### Task statement:
Go through the data below and gather each line containing "your".

### Input data:
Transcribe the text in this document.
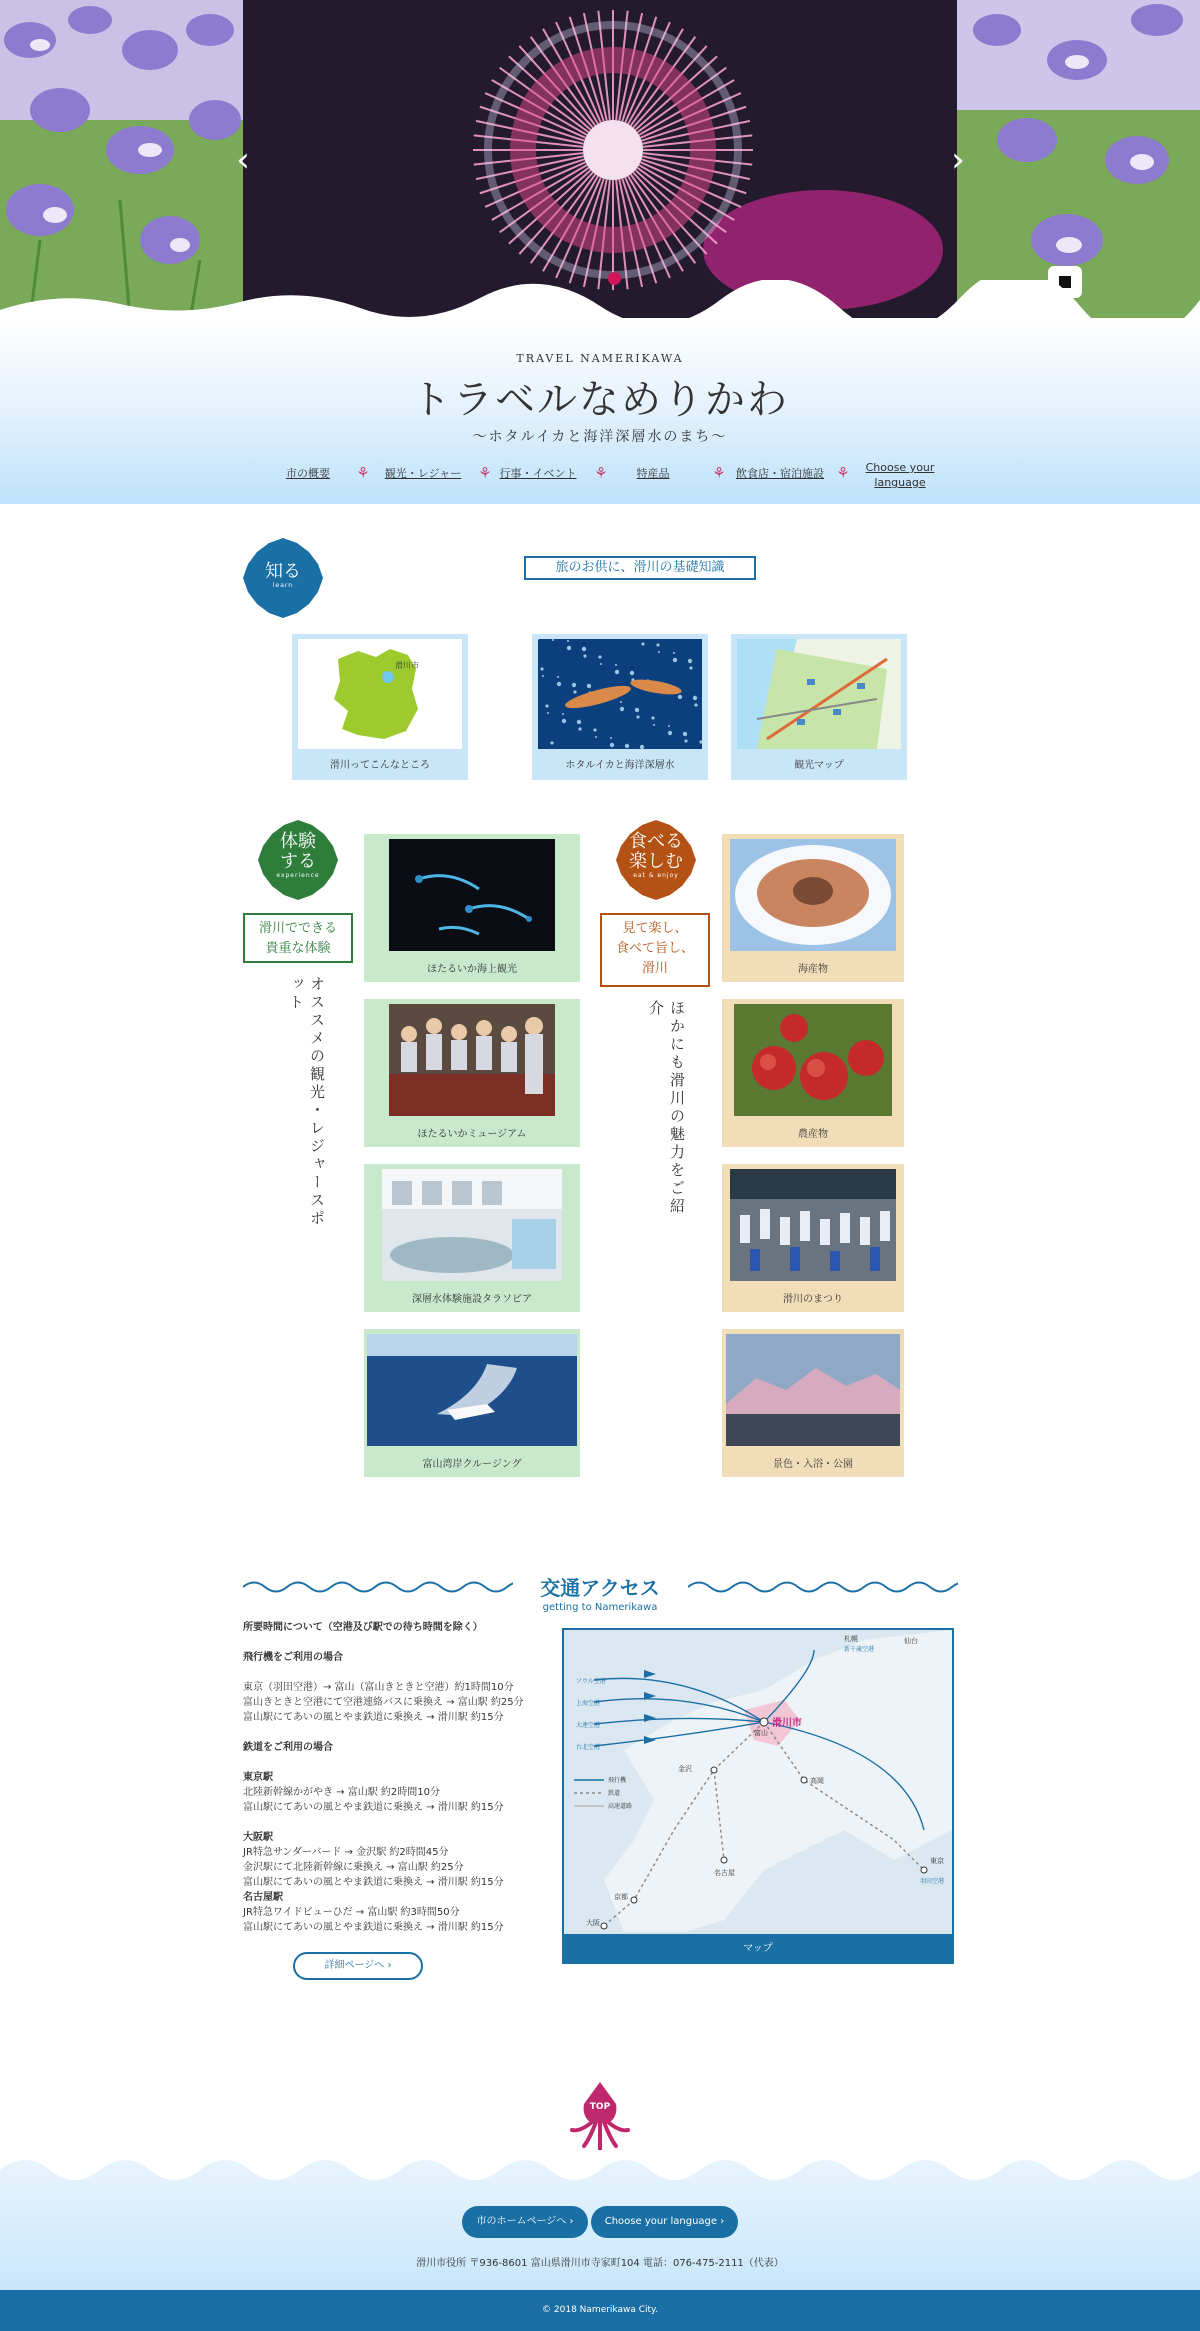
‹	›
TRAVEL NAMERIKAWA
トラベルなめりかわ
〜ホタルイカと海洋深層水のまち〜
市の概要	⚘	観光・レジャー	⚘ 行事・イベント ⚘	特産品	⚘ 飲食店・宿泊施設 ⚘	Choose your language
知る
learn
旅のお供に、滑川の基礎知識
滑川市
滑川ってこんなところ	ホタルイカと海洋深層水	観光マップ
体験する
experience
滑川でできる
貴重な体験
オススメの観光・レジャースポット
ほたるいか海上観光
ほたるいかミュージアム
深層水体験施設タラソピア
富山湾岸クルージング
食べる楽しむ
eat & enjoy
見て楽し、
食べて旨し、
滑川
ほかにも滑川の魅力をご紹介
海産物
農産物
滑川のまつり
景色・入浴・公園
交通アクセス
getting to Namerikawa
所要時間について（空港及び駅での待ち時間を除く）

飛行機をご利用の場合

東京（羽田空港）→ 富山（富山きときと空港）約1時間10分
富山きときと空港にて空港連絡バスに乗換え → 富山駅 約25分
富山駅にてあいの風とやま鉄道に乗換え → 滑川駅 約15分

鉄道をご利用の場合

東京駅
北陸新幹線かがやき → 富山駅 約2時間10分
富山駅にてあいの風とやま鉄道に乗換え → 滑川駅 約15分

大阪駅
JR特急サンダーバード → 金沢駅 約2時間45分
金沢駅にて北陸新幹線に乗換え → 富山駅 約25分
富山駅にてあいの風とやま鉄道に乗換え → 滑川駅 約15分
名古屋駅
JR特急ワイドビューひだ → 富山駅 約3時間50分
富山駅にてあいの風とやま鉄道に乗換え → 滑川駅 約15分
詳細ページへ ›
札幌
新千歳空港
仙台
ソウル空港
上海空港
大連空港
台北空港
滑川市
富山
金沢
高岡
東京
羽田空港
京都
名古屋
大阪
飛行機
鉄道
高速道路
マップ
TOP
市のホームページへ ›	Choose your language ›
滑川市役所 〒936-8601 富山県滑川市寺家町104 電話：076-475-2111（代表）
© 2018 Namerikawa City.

### Solution to this task:
市の概要	⚘	観光・レジャー	⚘ 行事・イベント ⚘	特産品	⚘ 飲食店・宿泊施設 ⚘	Choose your language
市のホームページへ ›	Choose your language ›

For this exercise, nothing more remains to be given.